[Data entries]
|---|
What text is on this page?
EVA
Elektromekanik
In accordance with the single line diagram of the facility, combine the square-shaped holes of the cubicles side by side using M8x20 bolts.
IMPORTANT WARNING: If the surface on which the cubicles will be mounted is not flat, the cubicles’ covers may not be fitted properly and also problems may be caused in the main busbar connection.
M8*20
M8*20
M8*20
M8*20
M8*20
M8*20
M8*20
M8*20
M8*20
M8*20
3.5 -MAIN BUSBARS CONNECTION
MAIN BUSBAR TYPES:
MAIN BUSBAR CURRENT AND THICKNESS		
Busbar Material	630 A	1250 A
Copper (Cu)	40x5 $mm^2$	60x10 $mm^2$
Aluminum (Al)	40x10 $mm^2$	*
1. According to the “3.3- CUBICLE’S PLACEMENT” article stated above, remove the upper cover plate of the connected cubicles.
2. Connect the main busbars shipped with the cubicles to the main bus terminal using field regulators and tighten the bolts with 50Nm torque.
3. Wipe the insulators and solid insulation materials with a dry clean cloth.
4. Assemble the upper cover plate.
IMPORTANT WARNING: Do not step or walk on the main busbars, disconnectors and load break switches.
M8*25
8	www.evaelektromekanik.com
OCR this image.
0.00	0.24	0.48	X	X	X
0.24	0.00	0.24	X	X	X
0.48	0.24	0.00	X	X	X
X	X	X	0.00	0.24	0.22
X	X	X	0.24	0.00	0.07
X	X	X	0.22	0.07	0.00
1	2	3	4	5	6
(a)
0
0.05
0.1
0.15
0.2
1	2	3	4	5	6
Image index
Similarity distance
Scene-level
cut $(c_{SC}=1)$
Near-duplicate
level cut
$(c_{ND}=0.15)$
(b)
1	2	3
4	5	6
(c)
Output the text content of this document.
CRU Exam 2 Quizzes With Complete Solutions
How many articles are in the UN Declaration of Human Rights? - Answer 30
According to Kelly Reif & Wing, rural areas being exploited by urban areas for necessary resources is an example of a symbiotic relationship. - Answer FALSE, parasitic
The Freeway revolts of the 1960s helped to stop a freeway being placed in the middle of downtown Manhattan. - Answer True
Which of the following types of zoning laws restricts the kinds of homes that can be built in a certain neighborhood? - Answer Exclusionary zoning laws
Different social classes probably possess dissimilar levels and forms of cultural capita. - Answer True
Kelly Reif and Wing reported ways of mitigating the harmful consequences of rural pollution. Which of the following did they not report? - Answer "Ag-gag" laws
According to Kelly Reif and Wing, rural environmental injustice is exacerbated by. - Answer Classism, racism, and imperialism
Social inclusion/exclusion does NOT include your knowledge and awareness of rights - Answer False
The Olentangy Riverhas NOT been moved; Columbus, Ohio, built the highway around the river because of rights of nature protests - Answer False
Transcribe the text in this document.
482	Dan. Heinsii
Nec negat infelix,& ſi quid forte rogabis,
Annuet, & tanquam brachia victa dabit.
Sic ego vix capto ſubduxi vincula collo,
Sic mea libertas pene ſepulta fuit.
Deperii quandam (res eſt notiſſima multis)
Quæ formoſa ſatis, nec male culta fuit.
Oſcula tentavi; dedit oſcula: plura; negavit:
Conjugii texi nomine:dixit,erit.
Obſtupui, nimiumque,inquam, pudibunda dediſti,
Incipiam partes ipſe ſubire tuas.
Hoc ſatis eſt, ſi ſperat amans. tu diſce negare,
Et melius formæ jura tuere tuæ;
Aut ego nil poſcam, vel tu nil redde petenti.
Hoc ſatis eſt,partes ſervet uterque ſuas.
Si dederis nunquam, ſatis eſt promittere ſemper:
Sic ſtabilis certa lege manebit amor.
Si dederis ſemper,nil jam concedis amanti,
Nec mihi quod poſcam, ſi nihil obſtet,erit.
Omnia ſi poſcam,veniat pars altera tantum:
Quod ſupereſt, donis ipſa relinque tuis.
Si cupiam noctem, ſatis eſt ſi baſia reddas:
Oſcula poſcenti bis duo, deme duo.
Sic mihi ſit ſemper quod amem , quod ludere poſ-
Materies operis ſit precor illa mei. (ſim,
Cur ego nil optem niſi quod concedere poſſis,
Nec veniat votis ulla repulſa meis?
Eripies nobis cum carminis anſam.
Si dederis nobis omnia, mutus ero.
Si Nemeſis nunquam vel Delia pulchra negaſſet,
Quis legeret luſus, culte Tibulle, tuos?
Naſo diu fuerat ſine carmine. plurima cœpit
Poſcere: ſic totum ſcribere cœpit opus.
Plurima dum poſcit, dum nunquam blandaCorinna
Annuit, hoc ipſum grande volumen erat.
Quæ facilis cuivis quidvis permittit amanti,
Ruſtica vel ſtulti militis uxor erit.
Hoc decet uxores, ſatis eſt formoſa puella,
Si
|---|
◆ Short task
Give every line of the material again, exactly as it reads.

◆ Response to the exercise
What text is on this page?
EVA
Elektromekanik
In accordance with the single line diagram of the facility, combine the square-shaped holes of the cubicles side by side using M8x20 bolts.
IMPORTANT WARNING: If the surface on which the cubicles will be mounted is not flat, the cubicles’ covers may not be fitted properly and also problems may be caused in the main busbar connection.
M8*20
M8*20
M8*20
M8*20
M8*20
M8*20
M8*20
M8*20
M8*20
M8*20
3.5 -MAIN BUSBARS CONNECTION
MAIN BUSBAR TYPES:
MAIN BUSBAR CURRENT AND THICKNESS		
Busbar Material	630 A	1250 A
Copper (Cu)	40x5 $mm^2$	60x10 $mm^2$
Aluminum (Al)	40x10 $mm^2$	*
1. According to the “3.3- CUBICLE’S PLACEMENT” article stated above, remove the upper cover plate of the connected cubicles.
2. Connect the main busbars shipped with the cubicles to the main bus terminal using field regulators and tighten the bolts with 50Nm torque.
3. Wipe the insulators and solid insulation materials with a dry clean cloth.
4. Assemble the upper cover plate.
IMPORTANT WARNING: Do not step or walk on the main busbars, disconnectors and load break switches.
M8*25
8	www.evaelektromekanik.com
OCR this image.
0.00	0.24	0.48	X	X	X
0.24	0.00	0.24	X	X	X
0.48	0.24	0.00	X	X	X
X	X	X	0.00	0.24	0.22
X	X	X	0.24	0.00	0.07
X	X	X	0.22	0.07	0.00
1	2	3	4	5	6
(a)
0
0.05
0.1
0.15
0.2
1	2	3	4	5	6
Image index
Similarity distance
Scene-level
cut $(c_{SC}=1)$
Near-duplicate
level cut
$(c_{ND}=0.15)$
(b)
1	2	3
4	5	6
(c)
Output the text content of this document.
CRU Exam 2 Quizzes With Complete Solutions
How many articles are in the UN Declaration of Human Rights? - Answer 30
According to Kelly Reif & Wing, rural areas being exploited by urban areas for necessary resources is an example of a symbiotic relationship. - Answer FALSE, parasitic
The Freeway revolts of the 1960s helped to stop a freeway being placed in the middle of downtown Manhattan. - Answer True
Which of the following types of zoning laws restricts the kinds of homes that can be built in a certain neighborhood? - Answer Exclusionary zoning laws
Different social classes probably possess dissimilar levels and forms of cultural capita. - Answer True
Kelly Reif and Wing reported ways of mitigating the harmful consequences of rural pollution. Which of the following did they not report? - Answer "Ag-gag" laws
According to Kelly Reif and Wing, rural environmental injustice is exacerbated by. - Answer Classism, racism, and imperialism
Social inclusion/exclusion does NOT include your knowledge and awareness of rights - Answer False
The Olentangy Riverhas NOT been moved; Columbus, Ohio, built the highway around the river because of rights of nature protests - Answer False
Transcribe the text in this document.
482	Dan. Heinsii
Nec negat infelix,& ſi quid forte rogabis,
Annuet, & tanquam brachia victa dabit.
Sic ego vix capto ſubduxi vincula collo,
Sic mea libertas pene ſepulta fuit.
Deperii quandam (res eſt notiſſima multis)
Quæ formoſa ſatis, nec male culta fuit.
Oſcula tentavi; dedit oſcula: plura; negavit:
Conjugii texi nomine:dixit,erit.
Obſtupui, nimiumque,inquam, pudibunda dediſti,
Incipiam partes ipſe ſubire tuas.
Hoc ſatis eſt, ſi ſperat amans. tu diſce negare,
Et melius formæ jura tuere tuæ;
Aut ego nil poſcam, vel tu nil redde petenti.
Hoc ſatis eſt,partes ſervet uterque ſuas.
Si dederis nunquam, ſatis eſt promittere ſemper:
Sic ſtabilis certa lege manebit amor.
Si dederis ſemper,nil jam concedis amanti,
Nec mihi quod poſcam, ſi nihil obſtet,erit.
Omnia ſi poſcam,veniat pars altera tantum:
Quod ſupereſt, donis ipſa relinque tuis.
Si cupiam noctem, ſatis eſt ſi baſia reddas:
Oſcula poſcenti bis duo, deme duo.
Sic mihi ſit ſemper quod amem , quod ludere poſ-
Materies operis ſit precor illa mei. (ſim,
Cur ego nil optem niſi quod concedere poſſis,
Nec veniat votis ulla repulſa meis?
Eripies nobis cum carminis anſam.
Si dederis nobis omnia, mutus ero.
Si Nemeſis nunquam vel Delia pulchra negaſſet,
Quis legeret luſus, culte Tibulle, tuos?
Naſo diu fuerat ſine carmine. plurima cœpit
Poſcere: ſic totum ſcribere cœpit opus.
Plurima dum poſcit, dum nunquam blandaCorinna
Annuit, hoc ipſum grande volumen erat.
Quæ facilis cuivis quidvis permittit amanti,
Ruſtica vel ſtulti militis uxor erit.
Hoc decet uxores, ſatis eſt formoſa puella,
Si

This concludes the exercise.